§ What is being asked:
Only the pictures are left out: repeat the rest of the entries exactly.

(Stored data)
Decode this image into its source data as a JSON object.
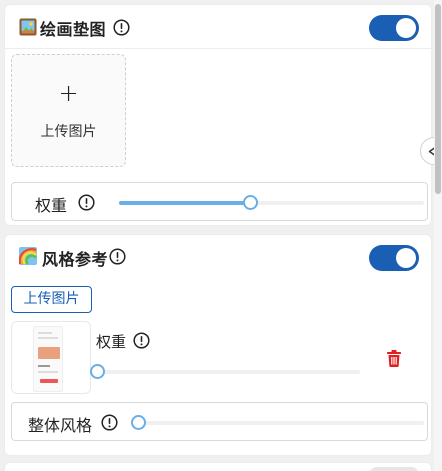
{
  "init_image_panel": {
    "title": "绘画垫图",
    "enabled": true,
    "upload": {
      "plus": "+",
      "label": "上传图片"
    },
    "weight": {
      "label": "权重",
      "value": 0.43
    }
  },
  "style_ref_panel": {
    "title": "风格参考",
    "enabled": true,
    "upload_button": "上传图片",
    "reference_item": {
      "weight_label": "权重",
      "weight_value": 0.0
    },
    "overall_style": {
      "label": "整体风格",
      "value": 0.0
    }
  },
  "icons": {
    "info": "info-circle-icon",
    "delete": "trash-icon",
    "collapse": "chevron-left-icon",
    "painting_emoji": "framed-picture-icon",
    "rainbow_emoji": "rainbow-icon"
  },
  "colors": {
    "accent": "#1a5fb4",
    "slider": "#6aaee6",
    "danger": "#e02020"
  }
}
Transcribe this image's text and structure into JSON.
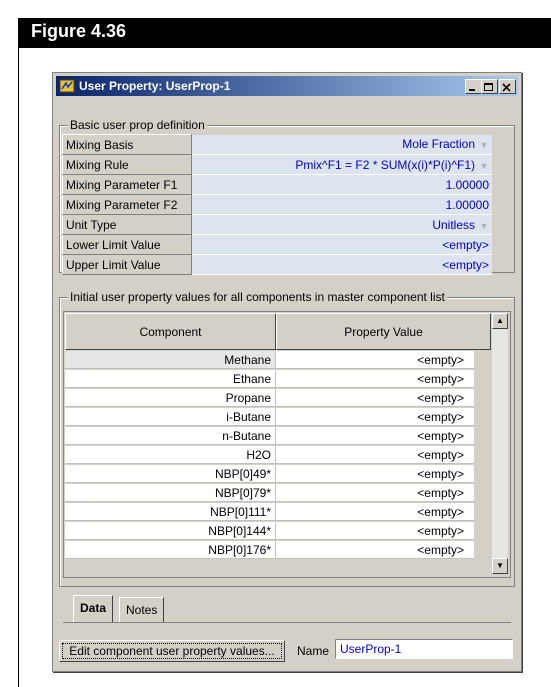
{
  "figure": {
    "title": "Figure 4.36"
  },
  "window": {
    "title": "User Property: UserProp-1"
  },
  "basic": {
    "legend": "Basic user prop definition",
    "rows": [
      {
        "label": "Mixing Basis",
        "value": "Mole Fraction"
      },
      {
        "label": "Mixing Rule",
        "value": "Pmix^F1 = F2 * SUM(x(i)*P(i)^F1)"
      },
      {
        "label": "Mixing Parameter F1",
        "value": "1.00000"
      },
      {
        "label": "Mixing Parameter F2",
        "value": "1.00000"
      },
      {
        "label": "Unit Type",
        "value": "Unitless"
      },
      {
        "label": "Lower Limit Value",
        "value": "<empty>"
      },
      {
        "label": "Upper Limit Value",
        "value": "<empty>"
      }
    ]
  },
  "components": {
    "legend": "Initial user property values for all components in master component list",
    "col_component": "Component",
    "col_value": "Property Value",
    "rows": [
      {
        "name": "Methane",
        "value": "<empty>"
      },
      {
        "name": "Ethane",
        "value": "<empty>"
      },
      {
        "name": "Propane",
        "value": "<empty>"
      },
      {
        "name": "i-Butane",
        "value": "<empty>"
      },
      {
        "name": "n-Butane",
        "value": "<empty>"
      },
      {
        "name": "H2O",
        "value": "<empty>"
      },
      {
        "name": "NBP[0]49*",
        "value": "<empty>"
      },
      {
        "name": "NBP[0]79*",
        "value": "<empty>"
      },
      {
        "name": "NBP[0]111*",
        "value": "<empty>"
      },
      {
        "name": "NBP[0]144*",
        "value": "<empty>"
      },
      {
        "name": "NBP[0]176*",
        "value": "<empty>"
      }
    ]
  },
  "tabs": {
    "data": "Data",
    "notes": "Notes"
  },
  "footer": {
    "edit_button": "Edit component user property values...",
    "name_label": "Name",
    "name_value": "UserProp-1"
  }
}
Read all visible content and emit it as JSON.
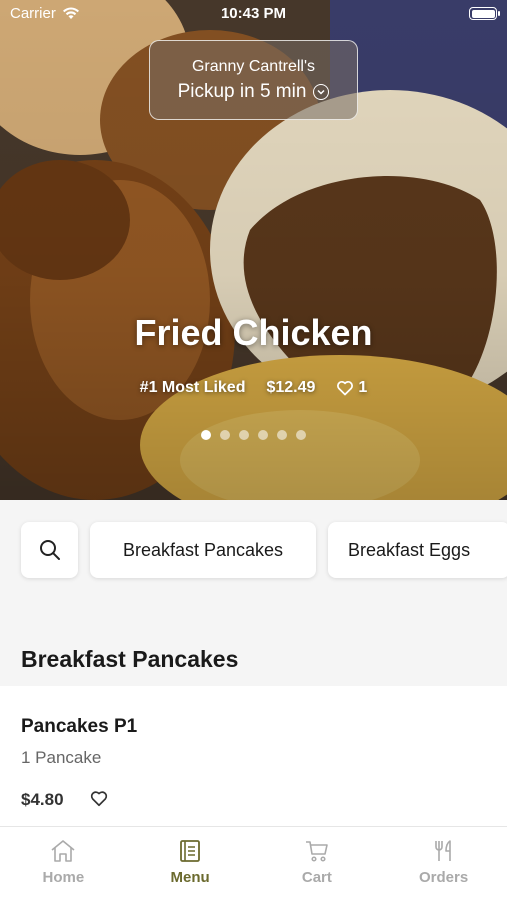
{
  "status_bar": {
    "carrier": "Carrier",
    "time": "10:43 PM"
  },
  "pickup": {
    "store": "Granny Cantrell's",
    "eta": "Pickup in 5 min"
  },
  "hero": {
    "title": "Fried Chicken",
    "badge": "#1 Most Liked",
    "price": "$12.49",
    "likes": "1",
    "carousel": {
      "count": 6,
      "active_index": 0
    }
  },
  "categories": {
    "search_icon": "search-icon",
    "items": [
      "Breakfast Pancakes",
      "Breakfast Eggs"
    ]
  },
  "section": {
    "title": "Breakfast Pancakes"
  },
  "menu_items": [
    {
      "name": "Pancakes P1",
      "description": "1 Pancake",
      "price": "$4.80"
    }
  ],
  "tab_bar": {
    "tabs": [
      {
        "label": "Home",
        "icon": "home-icon"
      },
      {
        "label": "Menu",
        "icon": "menu-book-icon"
      },
      {
        "label": "Cart",
        "icon": "cart-icon"
      },
      {
        "label": "Orders",
        "icon": "fork-knife-icon"
      }
    ],
    "active": "Menu"
  },
  "colors": {
    "accent": "#6b6a2e",
    "inactive": "#aaaaaa"
  }
}
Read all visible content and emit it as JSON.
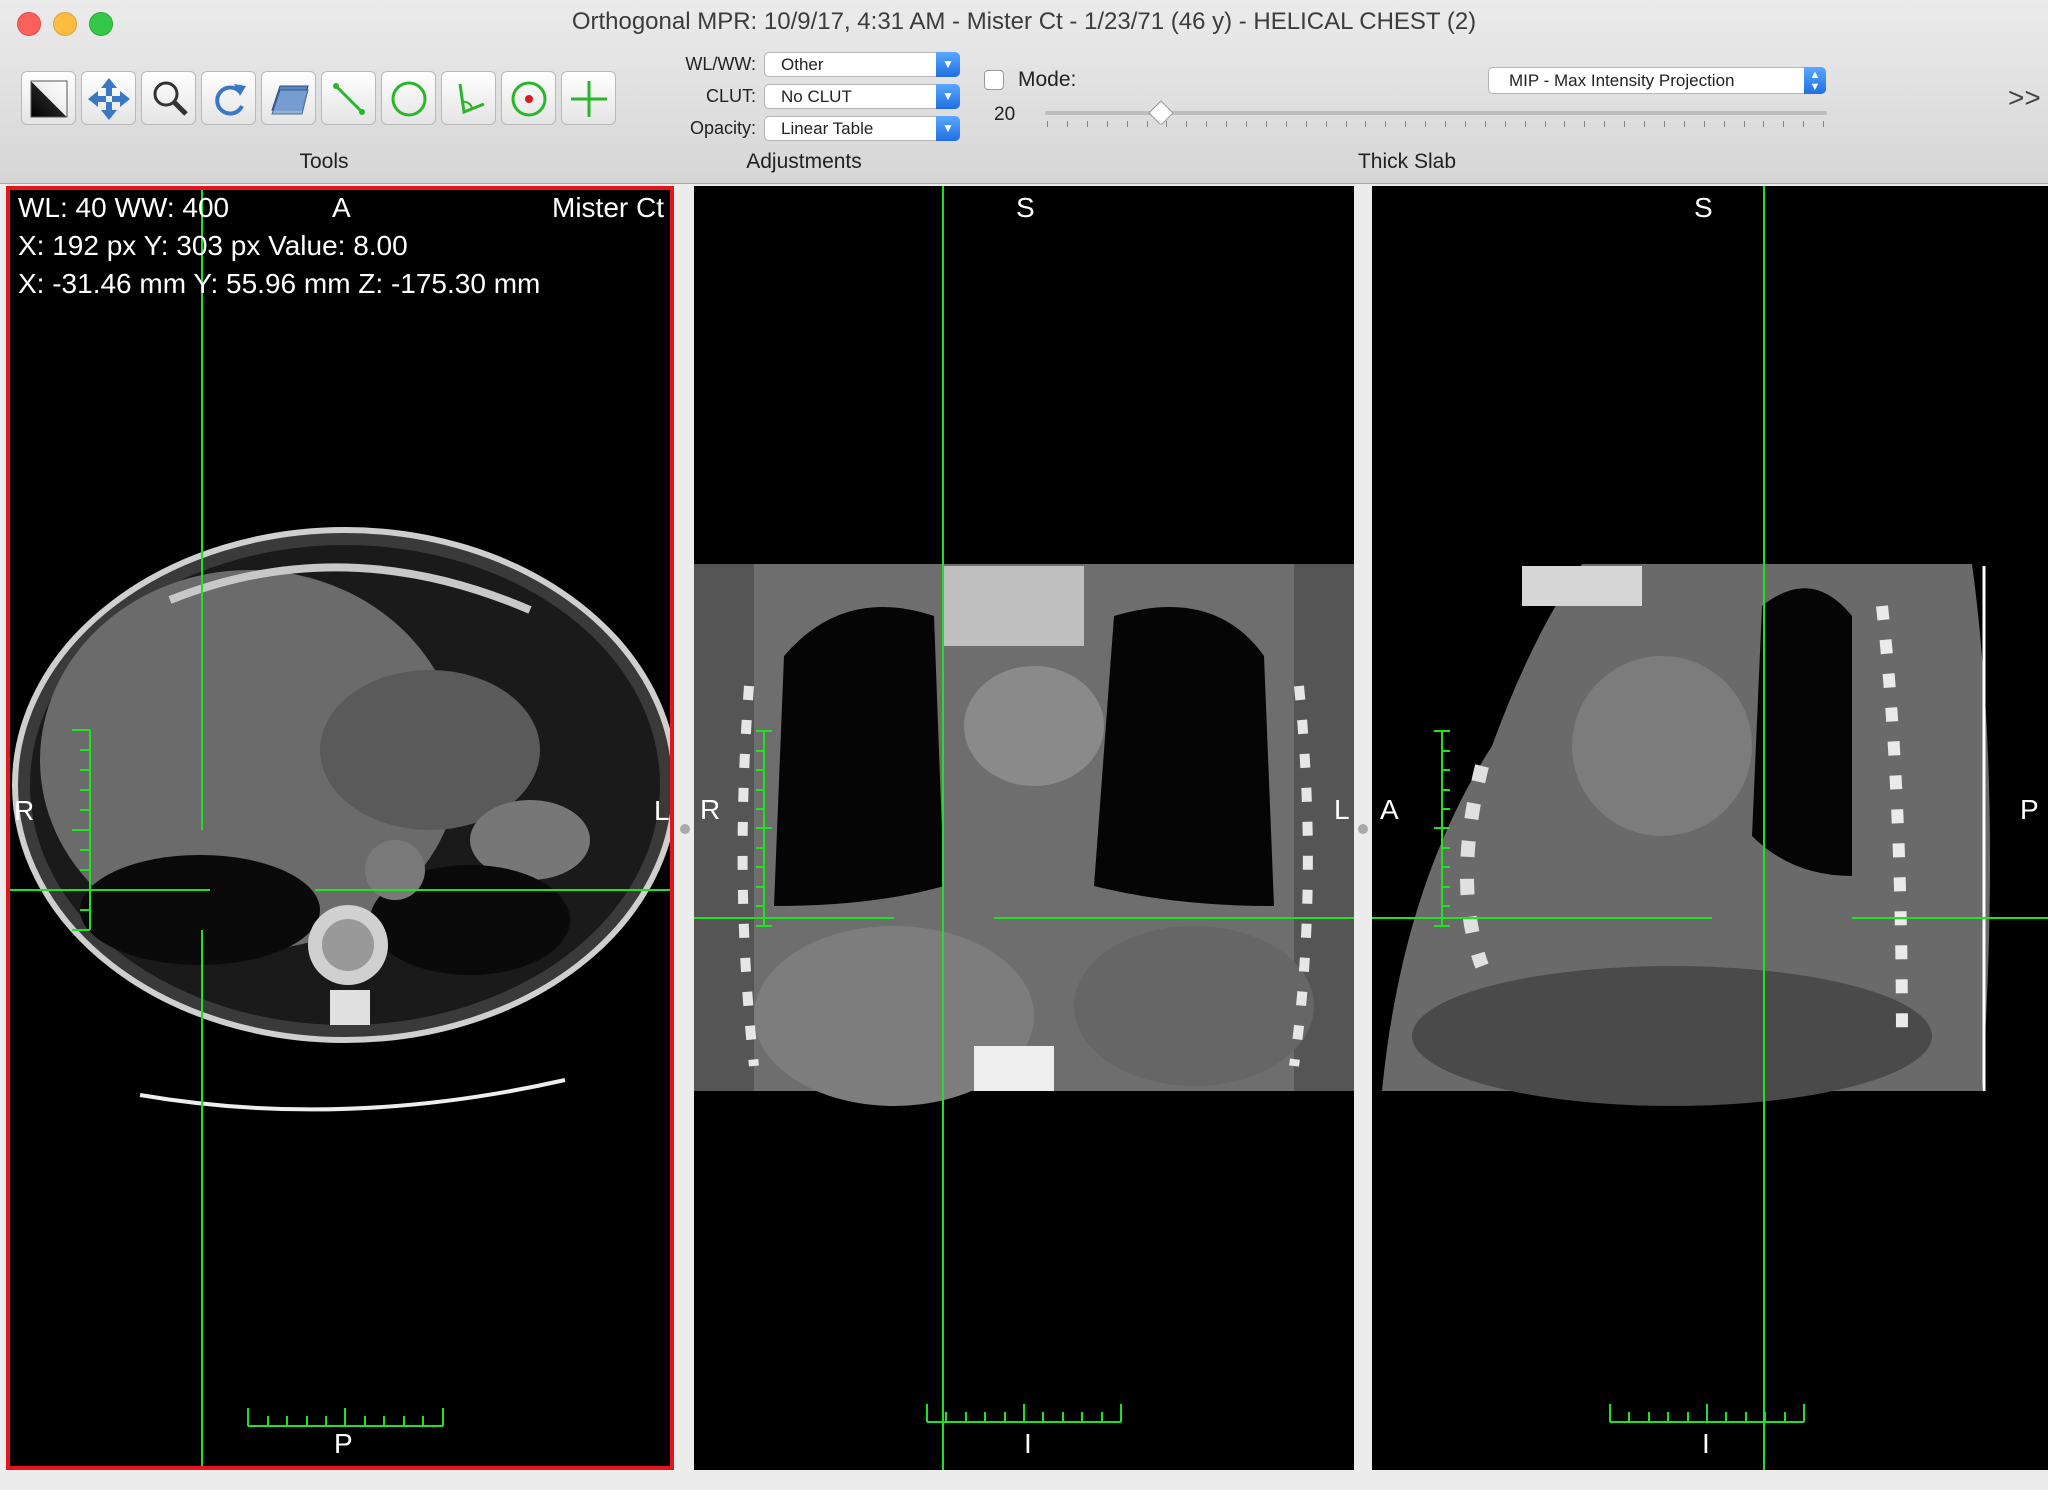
{
  "window": {
    "title": "Orthogonal MPR: 10/9/17, 4:31 AM - Mister Ct - 1/23/71 (46 y) - HELICAL CHEST (2)"
  },
  "toolbar": {
    "tools": [
      {
        "name": "wl-ww-tool-icon"
      },
      {
        "name": "move-tool-icon"
      },
      {
        "name": "zoom-tool-icon"
      },
      {
        "name": "rotate-tool-icon"
      },
      {
        "name": "slab-tool-icon"
      },
      {
        "name": "length-tool-icon"
      },
      {
        "name": "oval-roi-tool-icon"
      },
      {
        "name": "angle-tool-icon"
      },
      {
        "name": "point-tool-icon"
      },
      {
        "name": "crosshair-tool-icon"
      }
    ],
    "sections": {
      "tools_label": "Tools",
      "adjustments_label": "Adjustments",
      "thick_slab_label": "Thick Slab"
    },
    "adjustments": {
      "wlww_label": "WL/WW:",
      "wlww_value": "Other",
      "clut_label": "CLUT:",
      "clut_value": "No CLUT",
      "opacity_label": "Opacity:",
      "opacity_value": "Linear Table"
    },
    "thick_slab": {
      "mode_label": "Mode:",
      "mode_checked": false,
      "slab_value": "20",
      "projection": "MIP - Max Intensity Projection"
    },
    "more_label": ">>"
  },
  "viewports": {
    "axial": {
      "info_wl": "WL: 40 WW: 400",
      "info_px": "X: 192 px Y: 303 px Value: 8.00",
      "info_mm": "X: -31.46 mm Y: 55.96 mm Z: -175.30 mm",
      "patient": "Mister Ct",
      "top": "A",
      "bottom": "P",
      "left": "R",
      "right": "L"
    },
    "coronal": {
      "top": "S",
      "bottom": "I",
      "left": "R",
      "right": "L"
    },
    "sagittal": {
      "top": "S",
      "bottom": "I",
      "left": "A",
      "right": "P"
    }
  },
  "colors": {
    "crosshair": "#22e022",
    "active_border": "#e8141b"
  }
}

§ Response to the exercise:
Decode this image into its source data as a JSON object.
{
  "init_image_panel": {
    "title": "绘画垫图",
    "enabled": true,
    "upload": {
      "plus": "+",
      "label": "上传图片"
    },
    "weight": {
      "label": "权重",
      "value": 0.43
    }
  },
  "style_ref_panel": {
    "title": "风格参考",
    "enabled": true,
    "upload_button": "上传图片",
    "reference_item": {
      "weight_label": "权重",
      "weight_value": 0.0
    },
    "overall_style": {
      "label": "整体风格",
      "value": 0.0
    }
  },
  "icons": {
    "info": "info-circle-icon",
    "delete": "trash-icon",
    "collapse": "chevron-left-icon",
    "painting_emoji": "framed-picture-icon",
    "rainbow_emoji": "rainbow-icon"
  },
  "colors": {
    "accent": "#1a5fb4",
    "slider": "#6aaee6",
    "danger": "#e02020"
  }
}
Transcribe this image's text and structure into JSON.
{
  "figure": {
    "title": "Figure 4.36"
  },
  "window": {
    "title": "User Property: UserProp-1"
  },
  "basic": {
    "legend": "Basic user prop definition",
    "rows": [
      {
        "label": "Mixing Basis",
        "value": "Mole Fraction"
      },
      {
        "label": "Mixing Rule",
        "value": "Pmix^F1 = F2 * SUM(x(i)*P(i)^F1)"
      },
      {
        "label": "Mixing Parameter F1",
        "value": "1.00000"
      },
      {
        "label": "Mixing Parameter F2",
        "value": "1.00000"
      },
      {
        "label": "Unit Type",
        "value": "Unitless"
      },
      {
        "label": "Lower Limit Value",
        "value": "<empty>"
      },
      {
        "label": "Upper Limit Value",
        "value": "<empty>"
      }
    ]
  },
  "components": {
    "legend": "Initial user property values for all components in master component list",
    "col_component": "Component",
    "col_value": "Property Value",
    "rows": [
      {
        "name": "Methane",
        "value": "<empty>"
      },
      {
        "name": "Ethane",
        "value": "<empty>"
      },
      {
        "name": "Propane",
        "value": "<empty>"
      },
      {
        "name": "i-Butane",
        "value": "<empty>"
      },
      {
        "name": "n-Butane",
        "value": "<empty>"
      },
      {
        "name": "H2O",
        "value": "<empty>"
      },
      {
        "name": "NBP[0]49*",
        "value": "<empty>"
      },
      {
        "name": "NBP[0]79*",
        "value": "<empty>"
      },
      {
        "name": "NBP[0]111*",
        "value": "<empty>"
      },
      {
        "name": "NBP[0]144*",
        "value": "<empty>"
      },
      {
        "name": "NBP[0]176*",
        "value": "<empty>"
      }
    ]
  },
  "tabs": {
    "data": "Data",
    "notes": "Notes"
  },
  "footer": {
    "edit_button": "Edit component user property values...",
    "name_label": "Name",
    "name_value": "UserProp-1"
  }
}
Read all visible content and emit it as JSON.
{
  "status_bar": {
    "carrier": "Carrier",
    "time": "10:43 PM"
  },
  "pickup": {
    "store": "Granny Cantrell's",
    "eta": "Pickup in 5 min"
  },
  "hero": {
    "title": "Fried Chicken",
    "badge": "#1 Most Liked",
    "price": "$12.49",
    "likes": "1",
    "carousel": {
      "count": 6,
      "active_index": 0
    }
  },
  "categories": {
    "search_icon": "search-icon",
    "items": [
      "Breakfast Pancakes",
      "Breakfast Eggs"
    ]
  },
  "section": {
    "title": "Breakfast Pancakes"
  },
  "menu_items": [
    {
      "name": "Pancakes P1",
      "description": "1 Pancake",
      "price": "$4.80"
    }
  ],
  "tab_bar": {
    "tabs": [
      {
        "label": "Home",
        "icon": "home-icon"
      },
      {
        "label": "Menu",
        "icon": "menu-book-icon"
      },
      {
        "label": "Cart",
        "icon": "cart-icon"
      },
      {
        "label": "Orders",
        "icon": "fork-knife-icon"
      }
    ],
    "active": "Menu"
  },
  "colors": {
    "accent": "#6b6a2e",
    "inactive": "#aaaaaa"
  }
}
Read all visible content and emit it as JSON.
{
  "window": {
    "title": "Orthogonal MPR: 10/9/17, 4:31 AM - Mister Ct - 1/23/71 (46 y) - HELICAL CHEST (2)"
  },
  "toolbar": {
    "tools": [
      {
        "name": "wl-ww-tool-icon"
      },
      {
        "name": "move-tool-icon"
      },
      {
        "name": "zoom-tool-icon"
      },
      {
        "name": "rotate-tool-icon"
      },
      {
        "name": "slab-tool-icon"
      },
      {
        "name": "length-tool-icon"
      },
      {
        "name": "oval-roi-tool-icon"
      },
      {
        "name": "angle-tool-icon"
      },
      {
        "name": "point-tool-icon"
      },
      {
        "name": "crosshair-tool-icon"
      }
    ],
    "sections": {
      "tools_label": "Tools",
      "adjustments_label": "Adjustments",
      "thick_slab_label": "Thick Slab"
    },
    "adjustments": {
      "wlww_label": "WL/WW:",
      "wlww_value": "Other",
      "clut_label": "CLUT:",
      "clut_value": "No CLUT",
      "opacity_label": "Opacity:",
      "opacity_value": "Linear Table"
    },
    "thick_slab": {
      "mode_label": "Mode:",
      "mode_checked": false,
      "slab_value": "20",
      "projection": "MIP - Max Intensity Projection"
    },
    "more_label": ">>"
  },
  "viewports": {
    "axial": {
      "info_wl": "WL: 40 WW: 400",
      "info_px": "X: 192 px Y: 303 px Value: 8.00",
      "info_mm": "X: -31.46 mm Y: 55.96 mm Z: -175.30 mm",
      "patient": "Mister Ct",
      "top": "A",
      "bottom": "P",
      "left": "R",
      "right": "L"
    },
    "coronal": {
      "top": "S",
      "bottom": "I",
      "left": "R",
      "right": "L"
    },
    "sagittal": {
      "top": "S",
      "bottom": "I",
      "left": "A",
      "right": "P"
    }
  },
  "colors": {
    "crosshair": "#22e022",
    "active_border": "#e8141b"
  }
}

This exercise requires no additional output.